Exactly reproduce each line of the listing that follows.

((

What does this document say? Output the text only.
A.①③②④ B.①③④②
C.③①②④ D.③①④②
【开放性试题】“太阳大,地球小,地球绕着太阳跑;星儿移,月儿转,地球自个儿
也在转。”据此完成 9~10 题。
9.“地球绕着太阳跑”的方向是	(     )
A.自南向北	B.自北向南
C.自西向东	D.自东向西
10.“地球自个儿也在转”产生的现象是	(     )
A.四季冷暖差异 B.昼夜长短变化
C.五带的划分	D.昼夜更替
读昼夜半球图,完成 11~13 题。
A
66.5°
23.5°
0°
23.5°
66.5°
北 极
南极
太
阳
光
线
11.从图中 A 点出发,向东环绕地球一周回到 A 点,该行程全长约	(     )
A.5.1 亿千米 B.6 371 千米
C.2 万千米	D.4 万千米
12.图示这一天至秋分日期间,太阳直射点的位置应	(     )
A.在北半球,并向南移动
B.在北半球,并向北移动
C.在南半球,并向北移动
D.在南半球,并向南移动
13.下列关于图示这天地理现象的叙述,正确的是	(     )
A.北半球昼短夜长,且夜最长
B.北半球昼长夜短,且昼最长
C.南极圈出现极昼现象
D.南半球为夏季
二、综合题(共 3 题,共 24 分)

))

◆ **Solution**:
What does this document say? Output the text only.
A.①③②④ B.①③④②
C.③①②④ D.③①④②
【开放性试题】“太阳大,地球小,地球绕着太阳跑;星儿移,月儿转,地球自个儿
也在转。”据此完成 9~10 题。
9.“地球绕着太阳跑”的方向是	(     )
A.自南向北	B.自北向南
C.自西向东	D.自东向西
10.“地球自个儿也在转”产生的现象是	(     )
A.四季冷暖差异 B.昼夜长短变化
C.五带的划分	D.昼夜更替
读昼夜半球图,完成 11~13 题。
A
66.5°
23.5°
0°
23.5°
66.5°
北 极
南极
太
阳
光
线
11.从图中 A 点出发,向东环绕地球一周回到 A 点,该行程全长约	(     )
A.5.1 亿千米 B.6 371 千米
C.2 万千米	D.4 万千米
12.图示这一天至秋分日期间,太阳直射点的位置应	(     )
A.在北半球,并向南移动
B.在北半球,并向北移动
C.在南半球,并向北移动
D.在南半球,并向南移动
13.下列关于图示这天地理现象的叙述,正确的是	(     )
A.北半球昼短夜长,且夜最长
B.北半球昼长夜短,且昼最长
C.南极圈出现极昼现象
D.南半球为夏季
二、综合题(共 3 题,共 24 分)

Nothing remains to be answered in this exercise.